EXERCISE REQUIREMENTS
Render the lines of the items between the line holding "262, 230, 296]" and the line holding "79, 349, 191]", inclusive, as a Markdown table with the columns Row and Entry. Skip any blank lines.

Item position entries

____

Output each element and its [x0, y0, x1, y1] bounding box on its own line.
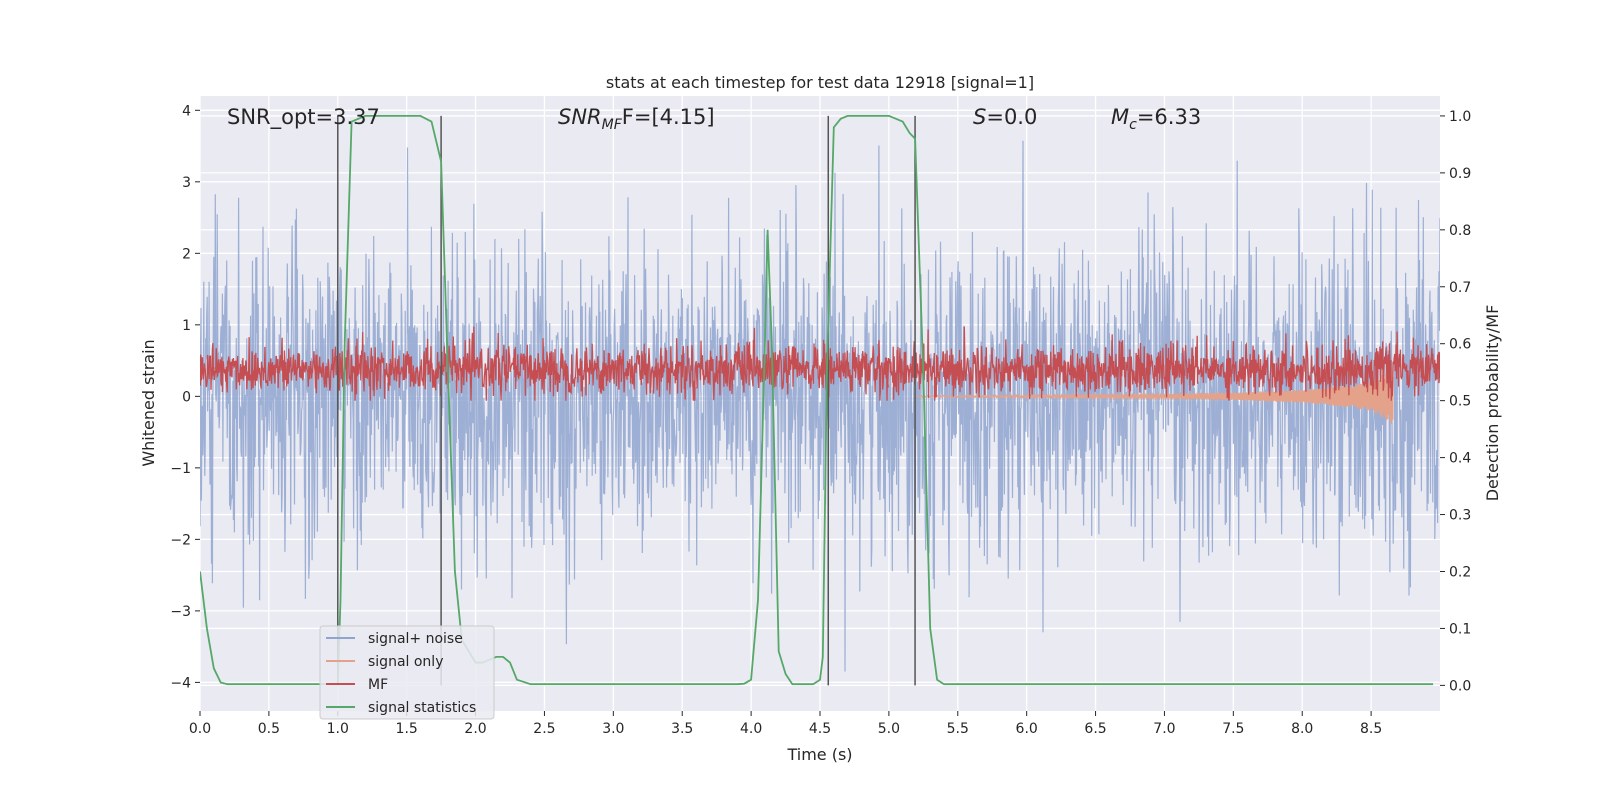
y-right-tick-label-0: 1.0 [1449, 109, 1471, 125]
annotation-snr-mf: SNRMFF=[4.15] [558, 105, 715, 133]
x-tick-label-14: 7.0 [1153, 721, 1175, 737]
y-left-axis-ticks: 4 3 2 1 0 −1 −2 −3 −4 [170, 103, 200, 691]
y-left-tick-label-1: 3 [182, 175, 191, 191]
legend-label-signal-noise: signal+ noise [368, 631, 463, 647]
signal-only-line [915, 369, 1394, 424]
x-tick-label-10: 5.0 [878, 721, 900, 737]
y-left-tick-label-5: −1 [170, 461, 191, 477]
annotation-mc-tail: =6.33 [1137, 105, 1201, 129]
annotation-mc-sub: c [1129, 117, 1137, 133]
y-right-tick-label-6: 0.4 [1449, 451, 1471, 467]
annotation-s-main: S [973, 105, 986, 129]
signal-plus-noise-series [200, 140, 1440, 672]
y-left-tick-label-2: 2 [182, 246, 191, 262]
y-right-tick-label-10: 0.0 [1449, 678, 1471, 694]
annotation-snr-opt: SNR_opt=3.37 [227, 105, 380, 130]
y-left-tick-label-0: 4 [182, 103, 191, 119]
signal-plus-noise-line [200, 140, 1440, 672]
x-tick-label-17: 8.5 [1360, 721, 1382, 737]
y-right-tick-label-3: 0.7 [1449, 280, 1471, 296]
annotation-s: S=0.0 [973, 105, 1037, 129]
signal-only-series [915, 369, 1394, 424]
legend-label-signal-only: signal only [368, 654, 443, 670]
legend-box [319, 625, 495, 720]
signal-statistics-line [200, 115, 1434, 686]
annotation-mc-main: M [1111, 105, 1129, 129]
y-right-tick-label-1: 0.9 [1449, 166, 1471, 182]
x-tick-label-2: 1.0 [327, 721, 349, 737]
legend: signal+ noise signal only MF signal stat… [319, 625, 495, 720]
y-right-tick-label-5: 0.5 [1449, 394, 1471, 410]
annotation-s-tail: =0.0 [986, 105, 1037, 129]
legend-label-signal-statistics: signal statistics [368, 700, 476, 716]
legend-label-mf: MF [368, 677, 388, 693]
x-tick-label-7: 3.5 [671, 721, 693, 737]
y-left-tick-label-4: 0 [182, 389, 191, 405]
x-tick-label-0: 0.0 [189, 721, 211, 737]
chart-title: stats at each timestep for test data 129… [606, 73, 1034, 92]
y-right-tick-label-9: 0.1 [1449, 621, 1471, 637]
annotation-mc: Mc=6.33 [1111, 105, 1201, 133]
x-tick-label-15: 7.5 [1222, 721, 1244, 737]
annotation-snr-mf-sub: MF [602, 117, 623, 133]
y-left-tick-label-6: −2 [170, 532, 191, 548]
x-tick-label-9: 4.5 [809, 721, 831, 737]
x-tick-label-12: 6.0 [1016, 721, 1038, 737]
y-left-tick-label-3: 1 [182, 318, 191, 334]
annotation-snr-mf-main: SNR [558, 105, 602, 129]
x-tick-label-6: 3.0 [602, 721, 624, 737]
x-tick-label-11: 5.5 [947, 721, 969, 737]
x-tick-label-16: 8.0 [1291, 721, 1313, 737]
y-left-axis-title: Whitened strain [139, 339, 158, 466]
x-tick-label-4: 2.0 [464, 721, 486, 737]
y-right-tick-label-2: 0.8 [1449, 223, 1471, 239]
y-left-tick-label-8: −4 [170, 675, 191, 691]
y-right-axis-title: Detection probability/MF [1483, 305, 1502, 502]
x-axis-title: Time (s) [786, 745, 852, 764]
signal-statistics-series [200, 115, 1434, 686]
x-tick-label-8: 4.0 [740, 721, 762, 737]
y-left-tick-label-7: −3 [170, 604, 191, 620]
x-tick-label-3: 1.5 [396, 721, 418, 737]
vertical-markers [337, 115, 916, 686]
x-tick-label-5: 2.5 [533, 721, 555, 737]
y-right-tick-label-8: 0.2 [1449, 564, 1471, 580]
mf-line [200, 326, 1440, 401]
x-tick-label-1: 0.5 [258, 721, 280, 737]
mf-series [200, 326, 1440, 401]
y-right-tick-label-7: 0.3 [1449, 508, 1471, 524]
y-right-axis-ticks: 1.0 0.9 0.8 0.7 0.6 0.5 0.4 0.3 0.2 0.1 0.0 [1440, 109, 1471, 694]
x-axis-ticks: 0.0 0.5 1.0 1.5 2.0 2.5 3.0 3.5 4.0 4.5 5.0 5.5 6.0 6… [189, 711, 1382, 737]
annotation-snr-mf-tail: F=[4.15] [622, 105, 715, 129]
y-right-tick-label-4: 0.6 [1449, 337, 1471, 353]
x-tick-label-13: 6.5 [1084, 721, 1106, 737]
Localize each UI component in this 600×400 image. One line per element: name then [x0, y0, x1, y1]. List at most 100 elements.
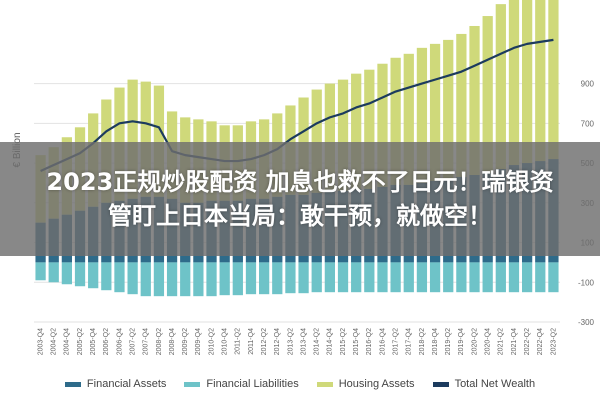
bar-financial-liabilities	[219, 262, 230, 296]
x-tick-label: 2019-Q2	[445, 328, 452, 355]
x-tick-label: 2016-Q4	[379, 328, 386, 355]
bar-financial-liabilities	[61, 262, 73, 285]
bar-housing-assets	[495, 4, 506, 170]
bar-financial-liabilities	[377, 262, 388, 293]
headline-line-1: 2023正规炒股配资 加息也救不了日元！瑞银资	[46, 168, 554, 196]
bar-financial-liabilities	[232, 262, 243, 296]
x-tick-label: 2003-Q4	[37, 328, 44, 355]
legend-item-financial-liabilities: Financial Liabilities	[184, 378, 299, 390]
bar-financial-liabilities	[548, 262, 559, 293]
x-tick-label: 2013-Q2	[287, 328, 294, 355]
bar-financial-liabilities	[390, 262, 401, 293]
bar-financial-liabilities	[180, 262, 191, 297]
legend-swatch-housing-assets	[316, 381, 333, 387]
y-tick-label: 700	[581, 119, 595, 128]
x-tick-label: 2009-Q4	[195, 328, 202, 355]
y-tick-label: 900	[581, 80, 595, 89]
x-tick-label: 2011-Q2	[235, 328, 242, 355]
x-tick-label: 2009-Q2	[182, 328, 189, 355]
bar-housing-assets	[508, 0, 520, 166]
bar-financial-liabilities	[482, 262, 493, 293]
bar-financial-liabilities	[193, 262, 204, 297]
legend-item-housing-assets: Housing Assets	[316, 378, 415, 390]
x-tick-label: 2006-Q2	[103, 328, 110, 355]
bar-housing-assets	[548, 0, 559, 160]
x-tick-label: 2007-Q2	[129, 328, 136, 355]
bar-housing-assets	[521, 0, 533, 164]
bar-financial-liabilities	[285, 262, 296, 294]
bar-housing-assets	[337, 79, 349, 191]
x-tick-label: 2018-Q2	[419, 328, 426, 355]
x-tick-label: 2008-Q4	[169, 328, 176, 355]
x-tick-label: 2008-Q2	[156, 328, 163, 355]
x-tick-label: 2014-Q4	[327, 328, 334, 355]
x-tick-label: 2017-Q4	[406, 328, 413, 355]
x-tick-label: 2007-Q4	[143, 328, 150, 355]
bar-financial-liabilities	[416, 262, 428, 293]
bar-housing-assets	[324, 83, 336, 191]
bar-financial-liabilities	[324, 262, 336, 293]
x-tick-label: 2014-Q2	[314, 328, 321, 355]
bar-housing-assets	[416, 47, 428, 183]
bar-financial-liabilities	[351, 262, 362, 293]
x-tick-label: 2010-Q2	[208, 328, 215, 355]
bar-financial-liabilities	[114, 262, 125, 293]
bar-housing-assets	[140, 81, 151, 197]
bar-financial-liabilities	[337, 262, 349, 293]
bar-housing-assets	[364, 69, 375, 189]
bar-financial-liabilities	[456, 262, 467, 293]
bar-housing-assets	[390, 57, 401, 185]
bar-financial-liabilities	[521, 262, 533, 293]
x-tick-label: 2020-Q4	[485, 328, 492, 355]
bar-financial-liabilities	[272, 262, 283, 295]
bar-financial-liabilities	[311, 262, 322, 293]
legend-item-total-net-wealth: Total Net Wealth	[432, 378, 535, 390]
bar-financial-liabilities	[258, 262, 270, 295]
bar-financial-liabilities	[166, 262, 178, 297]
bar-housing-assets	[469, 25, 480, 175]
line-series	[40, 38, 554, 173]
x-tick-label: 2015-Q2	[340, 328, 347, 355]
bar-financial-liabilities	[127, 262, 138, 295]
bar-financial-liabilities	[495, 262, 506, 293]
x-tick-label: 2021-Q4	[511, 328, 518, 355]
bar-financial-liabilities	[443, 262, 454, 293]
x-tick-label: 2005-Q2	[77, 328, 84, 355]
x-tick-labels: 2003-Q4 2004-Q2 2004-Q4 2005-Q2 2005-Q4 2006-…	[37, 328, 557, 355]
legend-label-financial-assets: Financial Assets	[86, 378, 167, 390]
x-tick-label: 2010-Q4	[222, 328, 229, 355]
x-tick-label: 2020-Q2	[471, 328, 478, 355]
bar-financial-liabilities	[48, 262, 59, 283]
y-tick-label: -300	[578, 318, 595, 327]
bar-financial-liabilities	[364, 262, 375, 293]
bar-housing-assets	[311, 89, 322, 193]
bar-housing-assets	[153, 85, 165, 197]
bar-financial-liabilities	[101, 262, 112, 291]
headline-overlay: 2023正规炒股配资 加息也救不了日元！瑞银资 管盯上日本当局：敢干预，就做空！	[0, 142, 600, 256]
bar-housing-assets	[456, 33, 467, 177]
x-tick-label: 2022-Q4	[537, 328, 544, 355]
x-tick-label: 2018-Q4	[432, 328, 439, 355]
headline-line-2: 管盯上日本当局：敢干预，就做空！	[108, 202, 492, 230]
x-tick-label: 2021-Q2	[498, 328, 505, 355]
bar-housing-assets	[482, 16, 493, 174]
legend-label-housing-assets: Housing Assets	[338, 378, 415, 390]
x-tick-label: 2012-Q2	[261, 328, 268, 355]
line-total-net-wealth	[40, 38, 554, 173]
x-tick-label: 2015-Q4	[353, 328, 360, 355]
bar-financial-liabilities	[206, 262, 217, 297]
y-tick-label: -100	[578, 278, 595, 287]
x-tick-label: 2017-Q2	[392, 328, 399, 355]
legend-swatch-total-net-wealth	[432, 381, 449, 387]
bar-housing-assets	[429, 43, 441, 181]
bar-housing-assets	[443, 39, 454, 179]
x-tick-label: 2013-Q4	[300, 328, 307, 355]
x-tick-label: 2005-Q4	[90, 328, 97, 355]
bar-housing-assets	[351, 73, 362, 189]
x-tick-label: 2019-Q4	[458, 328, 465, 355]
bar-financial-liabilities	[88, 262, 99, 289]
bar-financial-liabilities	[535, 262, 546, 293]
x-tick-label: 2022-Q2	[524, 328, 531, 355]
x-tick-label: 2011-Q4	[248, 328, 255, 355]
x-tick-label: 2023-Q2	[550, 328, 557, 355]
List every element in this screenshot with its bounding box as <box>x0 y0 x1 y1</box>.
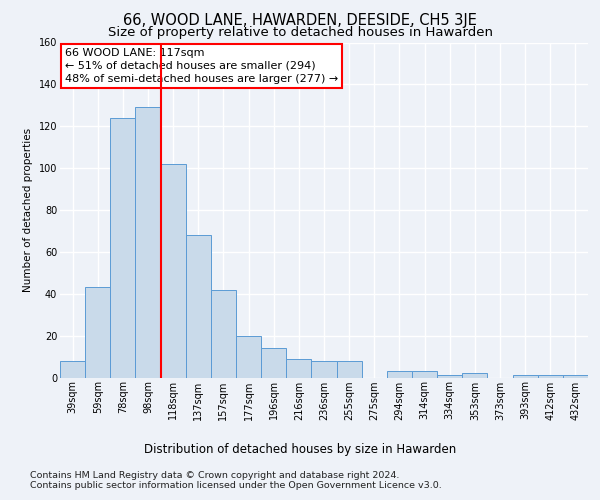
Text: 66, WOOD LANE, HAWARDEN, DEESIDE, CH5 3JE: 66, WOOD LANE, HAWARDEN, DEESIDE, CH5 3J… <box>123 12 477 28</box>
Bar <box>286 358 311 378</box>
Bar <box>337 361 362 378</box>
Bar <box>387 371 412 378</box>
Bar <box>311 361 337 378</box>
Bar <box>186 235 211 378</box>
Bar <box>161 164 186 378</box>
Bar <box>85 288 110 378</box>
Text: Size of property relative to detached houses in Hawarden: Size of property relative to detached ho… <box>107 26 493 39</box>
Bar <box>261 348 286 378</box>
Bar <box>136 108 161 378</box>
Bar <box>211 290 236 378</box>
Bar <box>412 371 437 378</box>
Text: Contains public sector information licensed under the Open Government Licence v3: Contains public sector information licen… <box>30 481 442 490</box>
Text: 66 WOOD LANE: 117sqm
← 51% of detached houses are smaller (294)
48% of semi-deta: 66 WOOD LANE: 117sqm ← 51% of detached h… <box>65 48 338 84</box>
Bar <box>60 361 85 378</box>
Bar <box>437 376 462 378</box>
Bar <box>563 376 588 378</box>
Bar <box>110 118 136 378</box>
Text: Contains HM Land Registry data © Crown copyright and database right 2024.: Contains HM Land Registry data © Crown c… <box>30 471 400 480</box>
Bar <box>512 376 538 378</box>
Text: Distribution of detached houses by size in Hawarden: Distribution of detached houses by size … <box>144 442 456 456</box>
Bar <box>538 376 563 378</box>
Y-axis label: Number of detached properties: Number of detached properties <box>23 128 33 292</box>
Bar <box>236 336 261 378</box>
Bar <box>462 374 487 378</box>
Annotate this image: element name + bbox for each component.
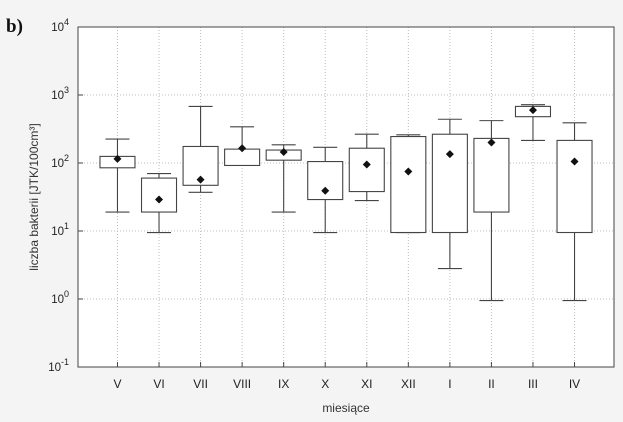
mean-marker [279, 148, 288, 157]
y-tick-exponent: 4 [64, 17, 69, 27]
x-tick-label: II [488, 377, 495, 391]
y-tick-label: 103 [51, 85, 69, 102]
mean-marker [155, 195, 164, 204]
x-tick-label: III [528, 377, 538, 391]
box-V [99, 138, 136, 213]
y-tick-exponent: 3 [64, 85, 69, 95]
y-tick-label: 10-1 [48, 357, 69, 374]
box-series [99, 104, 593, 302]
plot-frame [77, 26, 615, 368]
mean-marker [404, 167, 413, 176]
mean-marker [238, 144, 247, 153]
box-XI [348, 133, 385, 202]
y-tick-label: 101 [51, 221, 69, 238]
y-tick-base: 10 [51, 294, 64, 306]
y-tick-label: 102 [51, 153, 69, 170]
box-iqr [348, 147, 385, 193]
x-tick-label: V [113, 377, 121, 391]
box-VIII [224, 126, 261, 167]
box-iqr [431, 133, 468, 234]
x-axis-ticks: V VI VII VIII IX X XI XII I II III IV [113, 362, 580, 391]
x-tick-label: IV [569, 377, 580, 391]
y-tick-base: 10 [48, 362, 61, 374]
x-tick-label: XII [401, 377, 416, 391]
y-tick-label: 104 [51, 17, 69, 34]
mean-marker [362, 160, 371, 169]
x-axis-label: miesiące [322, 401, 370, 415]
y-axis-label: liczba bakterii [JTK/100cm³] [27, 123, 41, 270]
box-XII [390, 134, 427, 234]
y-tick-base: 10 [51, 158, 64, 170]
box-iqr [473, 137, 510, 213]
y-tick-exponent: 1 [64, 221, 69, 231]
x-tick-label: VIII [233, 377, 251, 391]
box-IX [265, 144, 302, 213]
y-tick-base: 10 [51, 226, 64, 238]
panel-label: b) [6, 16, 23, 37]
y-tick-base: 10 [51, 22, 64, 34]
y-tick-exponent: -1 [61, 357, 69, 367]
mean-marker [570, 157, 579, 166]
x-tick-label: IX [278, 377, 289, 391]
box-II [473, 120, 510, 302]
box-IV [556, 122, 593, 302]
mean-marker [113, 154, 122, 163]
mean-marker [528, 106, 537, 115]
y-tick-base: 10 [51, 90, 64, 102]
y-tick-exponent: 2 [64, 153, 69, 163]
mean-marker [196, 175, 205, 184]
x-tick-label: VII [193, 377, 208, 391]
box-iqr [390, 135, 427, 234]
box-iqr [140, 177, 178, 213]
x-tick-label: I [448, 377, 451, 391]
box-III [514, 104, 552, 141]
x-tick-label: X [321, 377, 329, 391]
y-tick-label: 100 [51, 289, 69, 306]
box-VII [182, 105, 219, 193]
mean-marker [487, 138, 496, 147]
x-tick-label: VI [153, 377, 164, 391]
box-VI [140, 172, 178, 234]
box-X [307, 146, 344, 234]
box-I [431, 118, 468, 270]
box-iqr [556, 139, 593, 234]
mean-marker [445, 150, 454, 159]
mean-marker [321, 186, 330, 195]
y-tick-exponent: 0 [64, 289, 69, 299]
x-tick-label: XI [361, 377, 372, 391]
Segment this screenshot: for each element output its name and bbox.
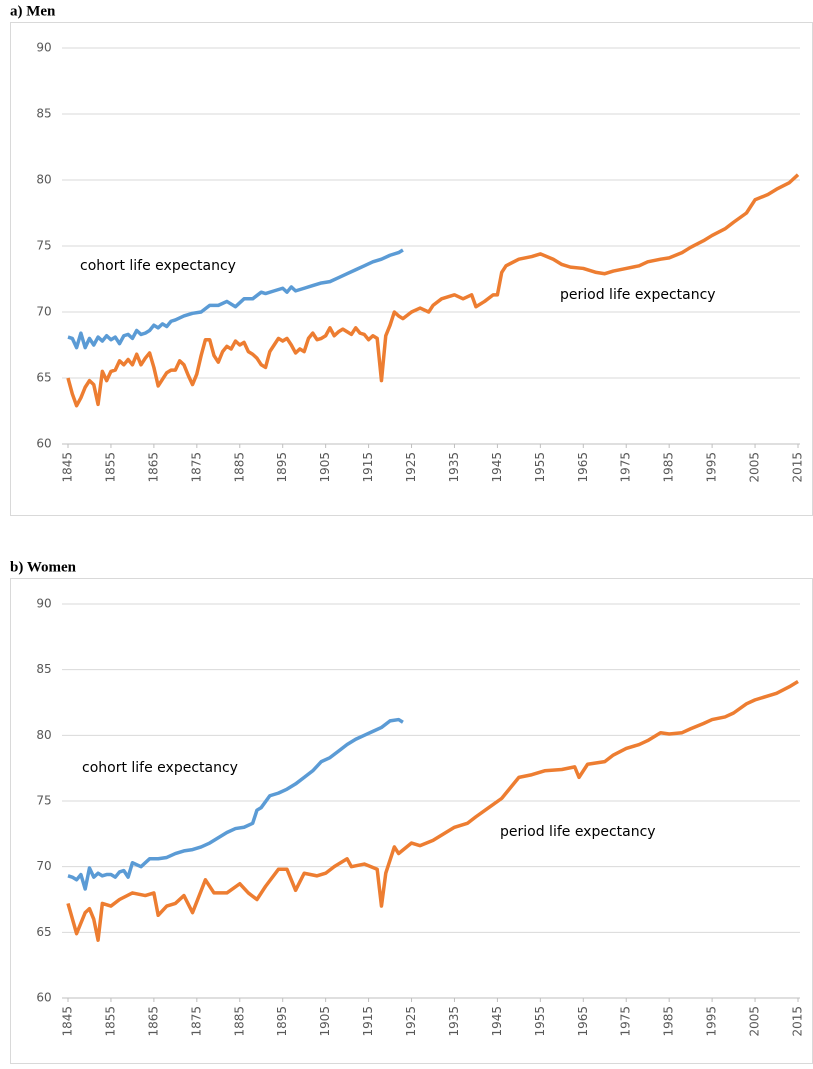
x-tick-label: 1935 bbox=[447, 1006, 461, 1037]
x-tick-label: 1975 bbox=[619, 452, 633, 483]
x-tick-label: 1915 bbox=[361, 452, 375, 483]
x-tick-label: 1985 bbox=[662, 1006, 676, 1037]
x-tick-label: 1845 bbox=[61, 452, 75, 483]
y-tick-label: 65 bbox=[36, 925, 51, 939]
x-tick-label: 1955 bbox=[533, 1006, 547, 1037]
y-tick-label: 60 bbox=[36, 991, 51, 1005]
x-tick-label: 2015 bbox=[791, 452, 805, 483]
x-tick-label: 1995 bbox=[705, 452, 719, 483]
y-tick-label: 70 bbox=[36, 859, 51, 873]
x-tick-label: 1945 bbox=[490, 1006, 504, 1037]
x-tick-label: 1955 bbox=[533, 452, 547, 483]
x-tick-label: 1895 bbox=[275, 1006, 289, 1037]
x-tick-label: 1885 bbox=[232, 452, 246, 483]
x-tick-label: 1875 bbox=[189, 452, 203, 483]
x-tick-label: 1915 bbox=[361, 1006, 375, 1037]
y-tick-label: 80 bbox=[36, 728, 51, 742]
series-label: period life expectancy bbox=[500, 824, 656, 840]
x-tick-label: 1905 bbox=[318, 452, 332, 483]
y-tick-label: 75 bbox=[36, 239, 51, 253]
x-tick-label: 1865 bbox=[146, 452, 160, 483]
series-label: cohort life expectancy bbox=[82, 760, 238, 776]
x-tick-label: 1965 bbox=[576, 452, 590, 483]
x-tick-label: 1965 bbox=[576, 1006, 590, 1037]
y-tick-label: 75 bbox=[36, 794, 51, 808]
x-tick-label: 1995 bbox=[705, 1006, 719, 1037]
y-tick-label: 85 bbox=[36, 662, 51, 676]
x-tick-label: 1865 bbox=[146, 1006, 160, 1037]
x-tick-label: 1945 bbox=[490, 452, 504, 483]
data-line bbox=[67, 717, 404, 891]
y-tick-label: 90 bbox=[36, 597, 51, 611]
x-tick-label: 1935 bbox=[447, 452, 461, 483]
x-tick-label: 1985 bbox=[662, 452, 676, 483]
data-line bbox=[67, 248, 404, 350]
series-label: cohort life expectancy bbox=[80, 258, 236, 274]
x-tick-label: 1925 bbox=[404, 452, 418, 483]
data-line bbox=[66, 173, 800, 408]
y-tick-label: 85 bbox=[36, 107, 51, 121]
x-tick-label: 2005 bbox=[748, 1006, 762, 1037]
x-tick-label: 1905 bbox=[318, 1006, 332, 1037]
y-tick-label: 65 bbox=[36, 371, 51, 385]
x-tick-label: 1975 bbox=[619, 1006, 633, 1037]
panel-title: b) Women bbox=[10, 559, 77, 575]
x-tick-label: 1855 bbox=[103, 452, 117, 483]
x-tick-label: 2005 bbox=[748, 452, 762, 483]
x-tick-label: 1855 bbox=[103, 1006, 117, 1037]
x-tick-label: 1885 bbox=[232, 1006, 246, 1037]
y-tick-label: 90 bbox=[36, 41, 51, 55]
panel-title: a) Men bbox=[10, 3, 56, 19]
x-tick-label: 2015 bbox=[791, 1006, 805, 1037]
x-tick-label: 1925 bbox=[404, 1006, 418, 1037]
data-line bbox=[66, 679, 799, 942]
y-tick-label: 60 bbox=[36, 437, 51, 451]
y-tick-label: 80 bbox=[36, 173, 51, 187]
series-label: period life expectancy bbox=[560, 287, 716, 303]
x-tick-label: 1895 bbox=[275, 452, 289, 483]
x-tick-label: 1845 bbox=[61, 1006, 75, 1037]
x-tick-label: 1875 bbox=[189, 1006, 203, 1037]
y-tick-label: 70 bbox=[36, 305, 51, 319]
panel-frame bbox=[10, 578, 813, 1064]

____

EXPECTED ANSWER
| Row | Entry |
|---|---|
| 1 | bar-financial-liabilities	[219, 262, 230, 296] |
| 2 | x-tick-label: 2019-Q2	[445, 328, 452, 355] |
| 3 | x-tick-label: 2016-Q4	[379, 328, 386, 355] |
| 4 | bar-financial-liabilities	[61, 262, 73, 285] |
| 5 | bar-housing-assets	[495, 4, 506, 170] |
| 6 | bar-financial-liabilities	[377, 262, 388, 293] |
| 7 | headline-line-1: 2023正规炒股配资 加息也救不了日元！瑞银资	[46, 168, 554, 196] |
| 8 | bar-financial-liabilities	[232, 262, 243, 296] |
| 9 | x-tick-label: 2003-Q4	[37, 328, 44, 355] |
| 10 | legend-item-financial-liabilities: Financial Liabilities	[184, 378, 299, 390] |
| 11 | bar-financial-liabilities	[548, 262, 559, 293] |
| 12 | x-tick-label: 2013-Q2	[287, 328, 294, 355] |
| 13 | bar-financial-liabilities	[390, 262, 401, 293] |
| 14 | bar-financial-liabilities	[180, 262, 191, 297] |
| 15 | legend-swatch-housing-assets	[316, 381, 333, 387] |
| 16 | y-tick-label: 700	[581, 119, 595, 128] |
| 17 | x-tick-label: 2009-Q4	[195, 328, 202, 355] |
| 18 | y-tick-label: 900	[581, 80, 595, 89] |
| 19 | x-tick-label: 2011-Q2	[235, 328, 242, 355] |
| 20 | x-tick-label: 2009-Q2	[182, 328, 189, 355] |
| 21 | bar-housing-assets	[508, 0, 520, 166] |
| 22 | bar-financial-liabilities	[482, 262, 493, 293] |
| 23 | bar-financial-liabilities	[193, 262, 204, 297] |
| 24 | legend-item-housing-assets: Housing Assets	[316, 378, 415, 390] |
| 25 | x-tick-label: 2006-Q2	[103, 328, 110, 355] |
| 26 | bar-housing-assets	[548, 0, 559, 160] |
| 27 | x-tick-label: 2007-Q2	[129, 328, 136, 355] |
| 28 | bar-housing-assets	[521, 0, 533, 164] |
| 29 | bar-financial-liabilities	[285, 262, 296, 294] |
| 30 | bar-housing-assets	[337, 79, 349, 191] |